_What you need to do_: Of the lines in the data below, count the ones holding the string "horizontal", and answer with that number only.
— BEGIN Listed entries —
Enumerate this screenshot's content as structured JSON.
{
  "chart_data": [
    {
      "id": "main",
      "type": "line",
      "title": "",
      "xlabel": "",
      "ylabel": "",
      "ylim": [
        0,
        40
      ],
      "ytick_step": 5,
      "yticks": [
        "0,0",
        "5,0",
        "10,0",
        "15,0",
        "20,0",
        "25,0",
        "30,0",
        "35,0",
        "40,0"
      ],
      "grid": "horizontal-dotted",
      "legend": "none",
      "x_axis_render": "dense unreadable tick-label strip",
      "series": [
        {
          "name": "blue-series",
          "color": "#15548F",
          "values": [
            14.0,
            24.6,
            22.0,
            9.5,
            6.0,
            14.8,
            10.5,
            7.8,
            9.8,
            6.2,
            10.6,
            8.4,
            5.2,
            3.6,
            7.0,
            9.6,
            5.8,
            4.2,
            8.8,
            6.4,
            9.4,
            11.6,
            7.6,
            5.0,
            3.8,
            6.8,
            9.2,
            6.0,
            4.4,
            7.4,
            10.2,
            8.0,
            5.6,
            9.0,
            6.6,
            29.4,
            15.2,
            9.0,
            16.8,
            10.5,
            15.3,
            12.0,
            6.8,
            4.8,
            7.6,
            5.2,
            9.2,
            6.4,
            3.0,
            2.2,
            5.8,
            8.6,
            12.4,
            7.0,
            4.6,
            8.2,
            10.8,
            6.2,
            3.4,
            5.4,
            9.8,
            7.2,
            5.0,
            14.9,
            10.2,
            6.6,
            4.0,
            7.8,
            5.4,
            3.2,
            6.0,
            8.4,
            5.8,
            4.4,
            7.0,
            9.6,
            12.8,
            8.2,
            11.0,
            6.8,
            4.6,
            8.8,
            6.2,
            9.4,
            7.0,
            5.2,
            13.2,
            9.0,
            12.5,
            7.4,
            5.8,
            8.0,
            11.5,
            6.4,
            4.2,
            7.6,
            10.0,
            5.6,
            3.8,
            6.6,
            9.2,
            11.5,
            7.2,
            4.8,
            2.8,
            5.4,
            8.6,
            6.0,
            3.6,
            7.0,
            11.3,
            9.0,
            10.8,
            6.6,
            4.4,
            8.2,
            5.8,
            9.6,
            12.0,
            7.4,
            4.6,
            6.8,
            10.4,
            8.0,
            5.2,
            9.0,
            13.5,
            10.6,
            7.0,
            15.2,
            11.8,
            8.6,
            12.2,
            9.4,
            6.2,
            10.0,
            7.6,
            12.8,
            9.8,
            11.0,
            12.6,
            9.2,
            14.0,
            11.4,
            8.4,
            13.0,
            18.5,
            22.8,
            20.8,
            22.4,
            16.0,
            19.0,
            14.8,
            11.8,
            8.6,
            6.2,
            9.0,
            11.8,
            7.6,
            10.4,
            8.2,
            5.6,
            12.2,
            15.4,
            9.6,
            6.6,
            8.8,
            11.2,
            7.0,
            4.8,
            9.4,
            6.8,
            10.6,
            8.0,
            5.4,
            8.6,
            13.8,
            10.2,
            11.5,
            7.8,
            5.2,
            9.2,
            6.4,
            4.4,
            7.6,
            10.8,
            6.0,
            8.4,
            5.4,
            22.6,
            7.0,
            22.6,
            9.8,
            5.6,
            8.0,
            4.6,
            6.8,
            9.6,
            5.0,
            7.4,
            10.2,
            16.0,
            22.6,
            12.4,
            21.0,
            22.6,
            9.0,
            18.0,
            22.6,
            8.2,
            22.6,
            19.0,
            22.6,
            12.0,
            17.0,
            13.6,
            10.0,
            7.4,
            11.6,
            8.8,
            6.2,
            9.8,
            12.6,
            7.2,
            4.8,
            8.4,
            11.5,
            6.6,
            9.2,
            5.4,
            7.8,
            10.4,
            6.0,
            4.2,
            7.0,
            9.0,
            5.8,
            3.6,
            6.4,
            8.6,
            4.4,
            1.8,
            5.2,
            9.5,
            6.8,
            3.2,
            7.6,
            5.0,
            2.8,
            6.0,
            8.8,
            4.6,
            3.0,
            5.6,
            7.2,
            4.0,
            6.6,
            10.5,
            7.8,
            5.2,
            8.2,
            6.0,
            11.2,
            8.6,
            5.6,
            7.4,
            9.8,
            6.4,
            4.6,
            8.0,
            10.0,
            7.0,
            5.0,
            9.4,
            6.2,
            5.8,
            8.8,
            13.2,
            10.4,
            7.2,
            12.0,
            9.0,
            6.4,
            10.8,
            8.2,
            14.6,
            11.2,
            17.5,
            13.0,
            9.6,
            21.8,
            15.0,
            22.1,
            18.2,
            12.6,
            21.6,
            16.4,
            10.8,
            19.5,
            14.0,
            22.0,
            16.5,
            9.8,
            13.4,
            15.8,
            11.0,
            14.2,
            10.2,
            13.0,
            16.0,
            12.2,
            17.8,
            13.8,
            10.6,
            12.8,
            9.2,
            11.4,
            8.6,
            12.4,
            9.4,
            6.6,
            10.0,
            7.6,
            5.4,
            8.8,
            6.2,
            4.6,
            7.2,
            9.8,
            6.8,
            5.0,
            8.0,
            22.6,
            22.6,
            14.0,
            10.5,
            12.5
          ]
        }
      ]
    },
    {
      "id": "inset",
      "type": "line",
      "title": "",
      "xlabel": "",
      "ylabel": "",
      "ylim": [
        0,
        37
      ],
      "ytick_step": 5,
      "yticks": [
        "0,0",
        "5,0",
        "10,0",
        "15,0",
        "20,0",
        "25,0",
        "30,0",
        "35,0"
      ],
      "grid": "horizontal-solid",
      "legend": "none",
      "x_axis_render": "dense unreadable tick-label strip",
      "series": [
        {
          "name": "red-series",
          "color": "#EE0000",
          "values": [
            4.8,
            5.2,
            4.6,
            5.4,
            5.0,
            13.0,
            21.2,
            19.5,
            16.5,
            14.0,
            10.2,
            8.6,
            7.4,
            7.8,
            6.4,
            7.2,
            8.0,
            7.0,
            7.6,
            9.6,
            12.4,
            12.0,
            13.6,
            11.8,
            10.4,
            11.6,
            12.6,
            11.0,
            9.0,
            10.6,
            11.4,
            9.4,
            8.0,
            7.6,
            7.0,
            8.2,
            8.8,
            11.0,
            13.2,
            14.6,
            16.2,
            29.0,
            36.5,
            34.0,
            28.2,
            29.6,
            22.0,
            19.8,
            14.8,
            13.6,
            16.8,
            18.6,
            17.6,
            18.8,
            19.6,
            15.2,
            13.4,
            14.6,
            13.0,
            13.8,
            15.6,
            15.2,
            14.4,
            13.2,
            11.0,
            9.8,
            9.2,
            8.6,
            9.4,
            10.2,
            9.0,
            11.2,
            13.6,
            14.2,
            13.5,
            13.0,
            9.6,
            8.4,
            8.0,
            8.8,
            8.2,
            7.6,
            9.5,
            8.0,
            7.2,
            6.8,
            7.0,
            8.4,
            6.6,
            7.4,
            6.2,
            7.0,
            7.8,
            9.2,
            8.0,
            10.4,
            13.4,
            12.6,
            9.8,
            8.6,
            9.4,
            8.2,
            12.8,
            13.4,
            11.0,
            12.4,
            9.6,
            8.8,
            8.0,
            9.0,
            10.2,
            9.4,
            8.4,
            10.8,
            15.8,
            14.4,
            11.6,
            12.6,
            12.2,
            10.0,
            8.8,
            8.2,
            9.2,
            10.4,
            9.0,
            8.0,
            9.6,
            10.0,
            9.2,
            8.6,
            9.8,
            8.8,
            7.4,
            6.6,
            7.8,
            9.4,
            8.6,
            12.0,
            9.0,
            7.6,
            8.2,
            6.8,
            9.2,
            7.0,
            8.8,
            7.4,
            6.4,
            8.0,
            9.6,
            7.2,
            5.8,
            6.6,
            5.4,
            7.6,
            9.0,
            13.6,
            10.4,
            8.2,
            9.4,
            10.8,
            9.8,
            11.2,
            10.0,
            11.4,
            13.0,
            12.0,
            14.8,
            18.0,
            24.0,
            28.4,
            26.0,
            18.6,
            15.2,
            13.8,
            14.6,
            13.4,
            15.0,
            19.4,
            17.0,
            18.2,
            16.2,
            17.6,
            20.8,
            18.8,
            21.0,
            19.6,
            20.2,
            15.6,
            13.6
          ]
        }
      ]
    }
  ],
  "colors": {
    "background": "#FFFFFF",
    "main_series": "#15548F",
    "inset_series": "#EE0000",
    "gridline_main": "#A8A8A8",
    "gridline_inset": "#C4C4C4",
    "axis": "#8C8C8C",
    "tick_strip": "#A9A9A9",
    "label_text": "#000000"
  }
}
— END Listed entries —
_Task response_: 2